Write out the material exactly, with the pictures left out.

**Records for this task**
╭──

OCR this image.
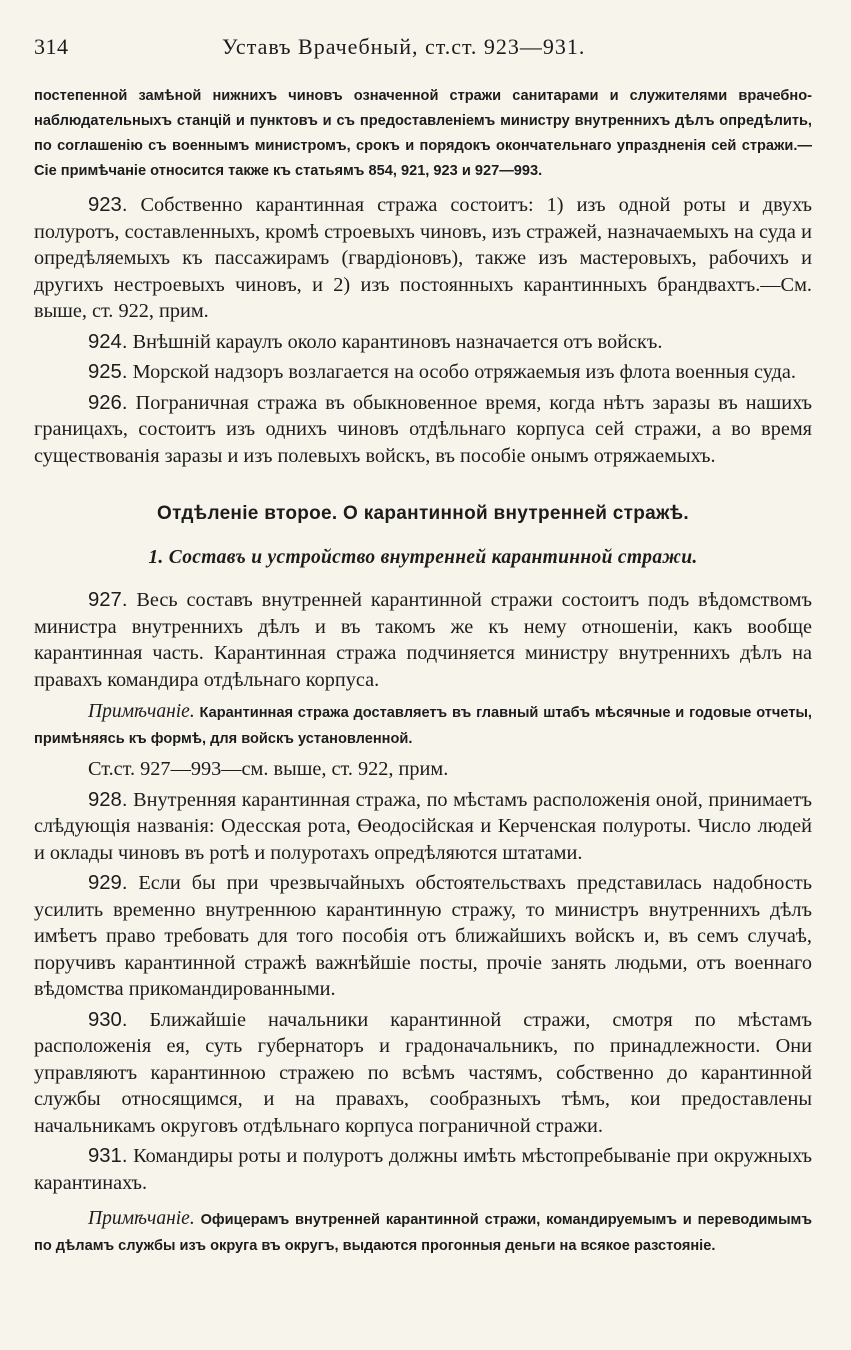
314	Уставъ Врачебный, ст.ст. 923—931.

постепенной замѣной нижнихъ чиновъ означенной стражи санитарами и служителями врачебно-наблюдательныхъ станцій и пунктовъ и съ предоставленіемъ министру внутреннихъ дѣлъ опредѣлить, по соглашенію съ военнымъ министромъ, срокъ и порядокъ окончательнаго упраздненія сей стражи.—Сіе примѣчаніе относится также къ статьямъ 854, 921, 923 и 927—993.

923. Собственно карантинная стража состоитъ: 1) изъ одной роты и двухъ полуротъ, составленныхъ, кромѣ строевыхъ чиновъ, изъ стражей, назначаемыхъ на суда и опредѣляемыхъ къ пассажирамъ (гвардіоновъ), также изъ мастеровыхъ, рабочихъ и другихъ нестроевыхъ чиновъ, и 2) изъ постоянныхъ карантинныхъ брандвахтъ.—См. выше, ст. 922, прим.

924. Внѣшній караулъ около карантиновъ назначается отъ войскъ.

925. Морской надзоръ возлагается на особо отряжаемыя изъ флота военныя суда.

926. Пограничная стража въ обыкновенное время, когда нѣтъ заразы въ нашихъ границахъ, состоитъ изъ однихъ чиновъ отдѣльнаго корпуса сей стражи, а во время существованія заразы и изъ полевыхъ войскъ, въ пособіе онымъ отряжаемыхъ.

Отдѣленіе второе. О карантинной внутренней стражѣ.
1. Составъ и устройство внутренней карантинной стражи.

927. Весь составъ внутренней карантинной стражи состоитъ подъ вѣдомствомъ министра внутреннихъ дѣлъ и въ такомъ же къ нему отношеніи, какъ вообще карантинная часть. Карантинная стража подчиняется министру внутреннихъ дѣлъ на правахъ командира отдѣльнаго корпуса.

Примѣчаніе. Карантинная стража доставляетъ въ главный штабъ мѣсячные и годовые отчеты, примѣняясь къ формѣ, для войскъ установленной.

Ст.ст. 927—993—см. выше, ст. 922, прим.

928. Внутренняя карантинная стража, по мѣстамъ расположенія оной, принимаетъ слѣдующія названія: Одесская рота, Өеодосійская и Керченская полуроты. Число людей и оклады чиновъ въ ротѣ и полуротахъ опредѣляются штатами.

929. Если бы при чрезвычайныхъ обстоятельствахъ представилась надобность усилить временно внутреннюю карантинную стражу, то министръ внутреннихъ дѣлъ имѣетъ право требовать для того пособія отъ ближайшихъ войскъ и, въ семъ случаѣ, поручивъ карантинной стражѣ важнѣйшіе посты, прочіе занять людьми, отъ военнаго вѣдомства прикомандированными.

930. Ближайшіе начальники карантинной стражи, смотря по мѣстамъ расположенія ея, суть губернаторъ и градоначальникъ, по принадлежности. Они управляютъ карантинною стражею по всѣмъ частямъ, собственно до карантинной службы относящимся, и на правахъ, сообразныхъ тѣмъ, кои предоставлены начальникамъ округовъ отдѣльнаго корпуса пограничной стражи.

931. Командиры роты и полуротъ должны имѣть мѣстопребываніе при окружныхъ карантинахъ.

Примѣчаніе. Офицерамъ внутренней карантинной стражи, командируемымъ и переводимымъ по дѣламъ службы изъ округа въ округъ, выдаются прогонныя деньги на всякое разстояніе.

╰──

**Task output**
OCR this image.
314	Уставъ Врачебный, ст.ст. 923—931.

постепенной замѣной нижнихъ чиновъ означенной стражи санитарами и служителями врачебно-наблюдательныхъ станцій и пунктовъ и съ предоставленіемъ министру внутреннихъ дѣлъ опредѣлить, по соглашенію съ военнымъ министромъ, срокъ и порядокъ окончательнаго упраздненія сей стражи.—Сіе примѣчаніе относится также къ статьямъ 854, 921, 923 и 927—993.

923. Собственно карантинная стража состоитъ: 1) изъ одной роты и двухъ полуротъ, составленныхъ, кромѣ строевыхъ чиновъ, изъ стражей, назначаемыхъ на суда и опредѣляемыхъ къ пассажирамъ (гвардіоновъ), также изъ мастеровыхъ, рабочихъ и другихъ нестроевыхъ чиновъ, и 2) изъ постоянныхъ карантинныхъ брандвахтъ.—См. выше, ст. 922, прим.

924. Внѣшній караулъ около карантиновъ назначается отъ войскъ.

925. Морской надзоръ возлагается на особо отряжаемыя изъ флота военныя суда.

926. Пограничная стража въ обыкновенное время, когда нѣтъ заразы въ нашихъ границахъ, состоитъ изъ однихъ чиновъ отдѣльнаго корпуса сей стражи, а во время существованія заразы и изъ полевыхъ войскъ, въ пособіе онымъ отряжаемыхъ.

Отдѣленіе второе. О карантинной внутренней стражѣ.
1. Составъ и устройство внутренней карантинной стражи.

927. Весь составъ внутренней карантинной стражи состоитъ подъ вѣдомствомъ министра внутреннихъ дѣлъ и въ такомъ же къ нему отношеніи, какъ вообще карантинная часть. Карантинная стража подчиняется министру внутреннихъ дѣлъ на правахъ командира отдѣльнаго корпуса.

Примѣчаніе. Карантинная стража доставляетъ въ главный штабъ мѣсячные и годовые отчеты, примѣняясь къ формѣ, для войскъ установленной.

Ст.ст. 927—993—см. выше, ст. 922, прим.

928. Внутренняя карантинная стража, по мѣстамъ расположенія оной, принимаетъ слѣдующія названія: Одесская рота, Өеодосійская и Керченская полуроты. Число людей и оклады чиновъ въ ротѣ и полуротахъ опредѣляются штатами.

929. Если бы при чрезвычайныхъ обстоятельствахъ представилась надобность усилить временно внутреннюю карантинную стражу, то министръ внутреннихъ дѣлъ имѣетъ право требовать для того пособія отъ ближайшихъ войскъ и, въ семъ случаѣ, поручивъ карантинной стражѣ важнѣйшіе посты, прочіе занять людьми, отъ военнаго вѣдомства прикомандированными.

930. Ближайшіе начальники карантинной стражи, смотря по мѣстамъ расположенія ея, суть губернаторъ и градоначальникъ, по принадлежности. Они управляютъ карантинною стражею по всѣмъ частямъ, собственно до карантинной службы относящимся, и на правахъ, сообразныхъ тѣмъ, кои предоставлены начальникамъ округовъ отдѣльнаго корпуса пограничной стражи.

931. Командиры роты и полуротъ должны имѣть мѣстопребываніе при окружныхъ карантинахъ.

Примѣчаніе. Офицерамъ внутренней карантинной стражи, командируемымъ и переводимымъ по дѣламъ службы изъ округа въ округъ, выдаются прогонныя деньги на всякое разстояніе.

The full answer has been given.